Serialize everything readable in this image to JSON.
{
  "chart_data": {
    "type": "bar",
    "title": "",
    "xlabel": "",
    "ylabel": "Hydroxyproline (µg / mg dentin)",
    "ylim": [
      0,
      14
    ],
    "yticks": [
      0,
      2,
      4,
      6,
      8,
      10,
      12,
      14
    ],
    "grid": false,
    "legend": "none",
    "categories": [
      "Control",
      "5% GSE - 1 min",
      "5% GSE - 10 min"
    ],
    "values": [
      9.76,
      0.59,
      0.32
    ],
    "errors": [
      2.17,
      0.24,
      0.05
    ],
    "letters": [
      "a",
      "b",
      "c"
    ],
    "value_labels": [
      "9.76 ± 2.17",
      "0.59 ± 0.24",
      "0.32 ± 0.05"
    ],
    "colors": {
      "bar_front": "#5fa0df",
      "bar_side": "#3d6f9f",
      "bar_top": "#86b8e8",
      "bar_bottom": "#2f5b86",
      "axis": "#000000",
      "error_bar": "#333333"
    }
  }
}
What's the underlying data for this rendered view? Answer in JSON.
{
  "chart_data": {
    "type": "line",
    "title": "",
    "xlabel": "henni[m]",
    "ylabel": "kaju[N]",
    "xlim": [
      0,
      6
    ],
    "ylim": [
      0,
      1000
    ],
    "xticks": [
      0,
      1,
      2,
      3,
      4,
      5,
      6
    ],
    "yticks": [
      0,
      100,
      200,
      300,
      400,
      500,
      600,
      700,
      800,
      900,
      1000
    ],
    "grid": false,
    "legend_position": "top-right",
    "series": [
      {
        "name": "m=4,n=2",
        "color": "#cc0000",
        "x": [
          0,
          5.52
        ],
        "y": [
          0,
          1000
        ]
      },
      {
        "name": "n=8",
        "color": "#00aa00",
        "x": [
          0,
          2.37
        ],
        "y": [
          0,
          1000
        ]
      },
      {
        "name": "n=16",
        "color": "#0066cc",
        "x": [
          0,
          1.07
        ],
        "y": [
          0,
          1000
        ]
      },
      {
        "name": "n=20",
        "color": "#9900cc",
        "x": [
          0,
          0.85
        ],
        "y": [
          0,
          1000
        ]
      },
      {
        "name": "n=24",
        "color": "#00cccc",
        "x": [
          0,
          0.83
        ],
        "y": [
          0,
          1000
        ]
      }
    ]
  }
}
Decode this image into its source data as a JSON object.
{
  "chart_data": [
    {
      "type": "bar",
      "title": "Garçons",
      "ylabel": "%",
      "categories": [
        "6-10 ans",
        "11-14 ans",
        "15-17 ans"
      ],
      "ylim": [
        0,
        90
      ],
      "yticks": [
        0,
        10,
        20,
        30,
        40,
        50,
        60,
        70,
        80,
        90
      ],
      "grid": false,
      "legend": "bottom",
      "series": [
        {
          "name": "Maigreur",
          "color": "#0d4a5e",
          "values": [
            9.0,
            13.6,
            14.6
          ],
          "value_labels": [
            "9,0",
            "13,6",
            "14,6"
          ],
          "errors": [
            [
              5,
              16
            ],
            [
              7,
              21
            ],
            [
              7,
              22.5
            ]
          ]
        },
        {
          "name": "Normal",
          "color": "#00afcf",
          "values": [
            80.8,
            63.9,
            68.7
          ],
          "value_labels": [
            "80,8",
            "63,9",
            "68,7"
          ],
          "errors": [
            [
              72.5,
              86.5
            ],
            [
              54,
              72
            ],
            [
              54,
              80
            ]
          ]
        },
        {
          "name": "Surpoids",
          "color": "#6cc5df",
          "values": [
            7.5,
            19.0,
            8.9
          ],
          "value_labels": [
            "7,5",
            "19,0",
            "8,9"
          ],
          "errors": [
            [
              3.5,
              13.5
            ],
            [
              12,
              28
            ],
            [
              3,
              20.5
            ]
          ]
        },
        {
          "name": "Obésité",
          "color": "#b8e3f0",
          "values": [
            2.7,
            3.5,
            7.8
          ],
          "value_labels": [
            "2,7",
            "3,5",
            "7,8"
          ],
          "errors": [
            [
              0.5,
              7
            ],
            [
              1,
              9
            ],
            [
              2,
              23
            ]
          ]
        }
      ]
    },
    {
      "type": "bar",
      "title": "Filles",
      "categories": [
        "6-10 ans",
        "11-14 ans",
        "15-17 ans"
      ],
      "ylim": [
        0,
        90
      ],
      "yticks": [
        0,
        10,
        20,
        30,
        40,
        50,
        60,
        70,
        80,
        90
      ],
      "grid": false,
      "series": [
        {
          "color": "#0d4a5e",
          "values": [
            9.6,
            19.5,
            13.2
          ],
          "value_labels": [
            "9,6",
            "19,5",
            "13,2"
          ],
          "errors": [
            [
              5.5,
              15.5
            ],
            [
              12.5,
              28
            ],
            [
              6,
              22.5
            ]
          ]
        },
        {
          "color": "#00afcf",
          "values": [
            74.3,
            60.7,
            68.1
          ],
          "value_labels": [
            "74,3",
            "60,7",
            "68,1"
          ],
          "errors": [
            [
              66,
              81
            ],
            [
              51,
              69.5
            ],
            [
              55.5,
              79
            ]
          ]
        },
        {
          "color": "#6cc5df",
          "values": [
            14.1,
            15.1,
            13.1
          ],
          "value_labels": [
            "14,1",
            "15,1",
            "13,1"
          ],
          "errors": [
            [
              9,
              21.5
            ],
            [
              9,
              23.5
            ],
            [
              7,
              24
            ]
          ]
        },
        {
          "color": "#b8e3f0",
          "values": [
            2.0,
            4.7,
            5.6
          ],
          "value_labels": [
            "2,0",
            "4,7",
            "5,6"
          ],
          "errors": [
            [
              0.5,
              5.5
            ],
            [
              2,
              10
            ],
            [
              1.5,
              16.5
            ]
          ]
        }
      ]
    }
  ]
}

□ □ □

> WHAT IS NEEDED
Return every line above in which the string "image" occurs.

> COMPLETE OUTPUT
Serialize everything readable in this image to JSON.
Decode this image into its source data as a JSON object.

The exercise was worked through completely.